◆ **PROBLEM STATEMENT**:
For this exercise, repeat all of the material verbatim apart from its images.

Stored records:
= = = = =

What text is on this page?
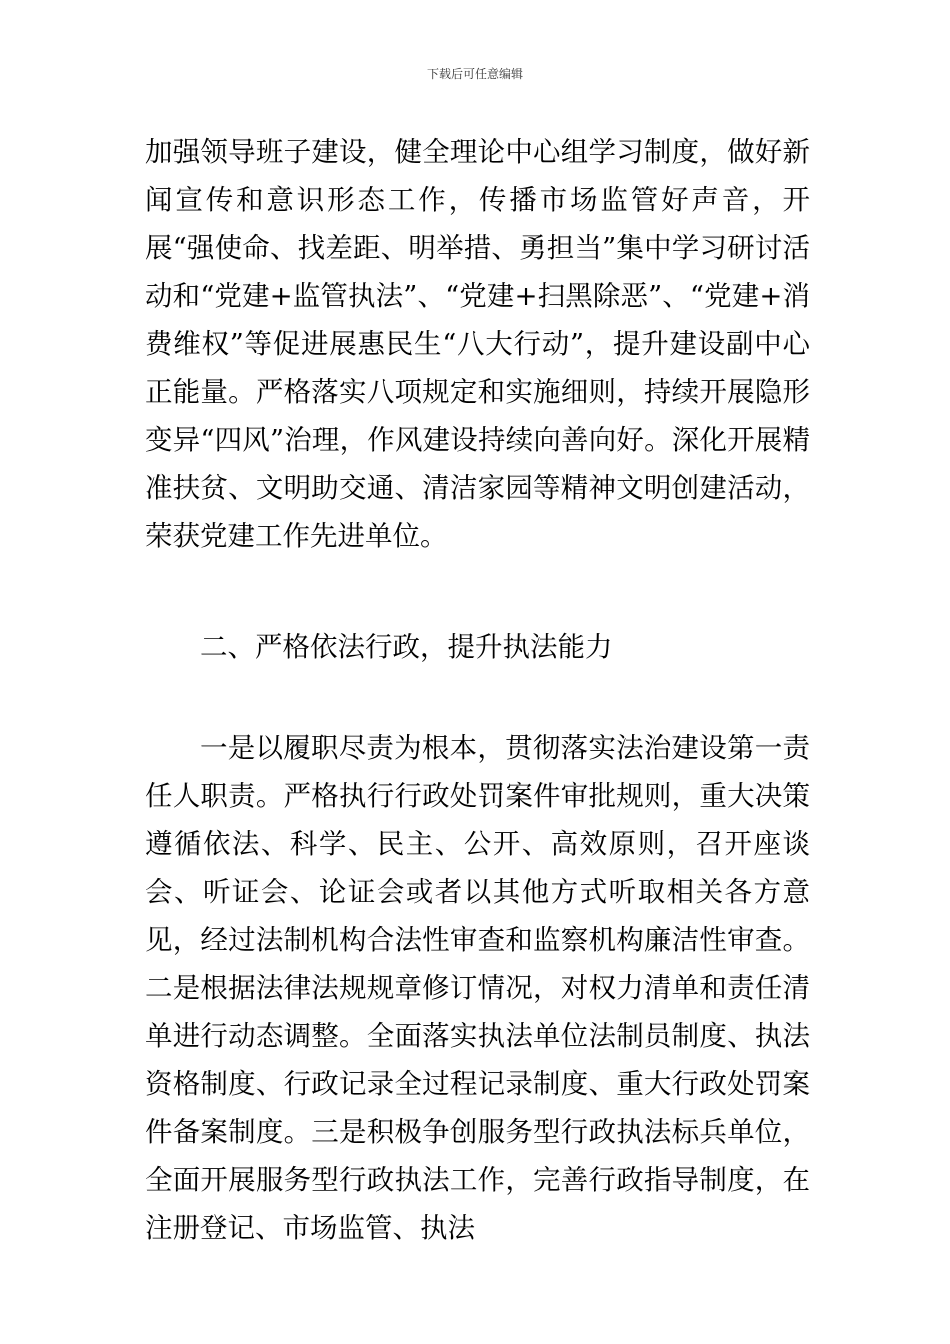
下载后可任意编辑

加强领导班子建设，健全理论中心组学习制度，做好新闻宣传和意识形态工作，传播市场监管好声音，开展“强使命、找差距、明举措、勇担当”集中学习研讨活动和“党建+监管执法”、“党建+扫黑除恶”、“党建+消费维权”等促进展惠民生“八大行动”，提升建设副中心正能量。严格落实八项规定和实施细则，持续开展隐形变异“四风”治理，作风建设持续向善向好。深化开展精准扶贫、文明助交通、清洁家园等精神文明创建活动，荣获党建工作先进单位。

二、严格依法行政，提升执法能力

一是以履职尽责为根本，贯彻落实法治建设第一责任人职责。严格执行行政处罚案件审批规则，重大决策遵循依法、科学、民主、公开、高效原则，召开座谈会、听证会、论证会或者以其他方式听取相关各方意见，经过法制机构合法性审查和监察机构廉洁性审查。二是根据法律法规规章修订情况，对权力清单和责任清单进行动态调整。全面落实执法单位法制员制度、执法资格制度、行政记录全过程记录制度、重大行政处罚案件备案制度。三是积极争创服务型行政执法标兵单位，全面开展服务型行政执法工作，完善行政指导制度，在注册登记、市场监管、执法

= = = = =

◆ **EXERCISE SOLUTION**:
What text is on this page?
下载后可任意编辑

加强领导班子建设，健全理论中心组学习制度，做好新闻宣传和意识形态工作，传播市场监管好声音，开展“强使命、找差距、明举措、勇担当”集中学习研讨活动和“党建+监管执法”、“党建+扫黑除恶”、“党建+消费维权”等促进展惠民生“八大行动”，提升建设副中心正能量。严格落实八项规定和实施细则，持续开展隐形变异“四风”治理，作风建设持续向善向好。深化开展精准扶贫、文明助交通、清洁家园等精神文明创建活动，荣获党建工作先进单位。

二、严格依法行政，提升执法能力

一是以履职尽责为根本，贯彻落实法治建设第一责任人职责。严格执行行政处罚案件审批规则，重大决策遵循依法、科学、民主、公开、高效原则，召开座谈会、听证会、论证会或者以其他方式听取相关各方意见，经过法制机构合法性审查和监察机构廉洁性审查。二是根据法律法规规章修订情况，对权力清单和责任清单进行动态调整。全面落实执法单位法制员制度、执法资格制度、行政记录全过程记录制度、重大行政处罚案件备案制度。三是积极争创服务型行政执法标兵单位，全面开展服务型行政执法工作，完善行政指导制度，在注册登记、市场监管、执法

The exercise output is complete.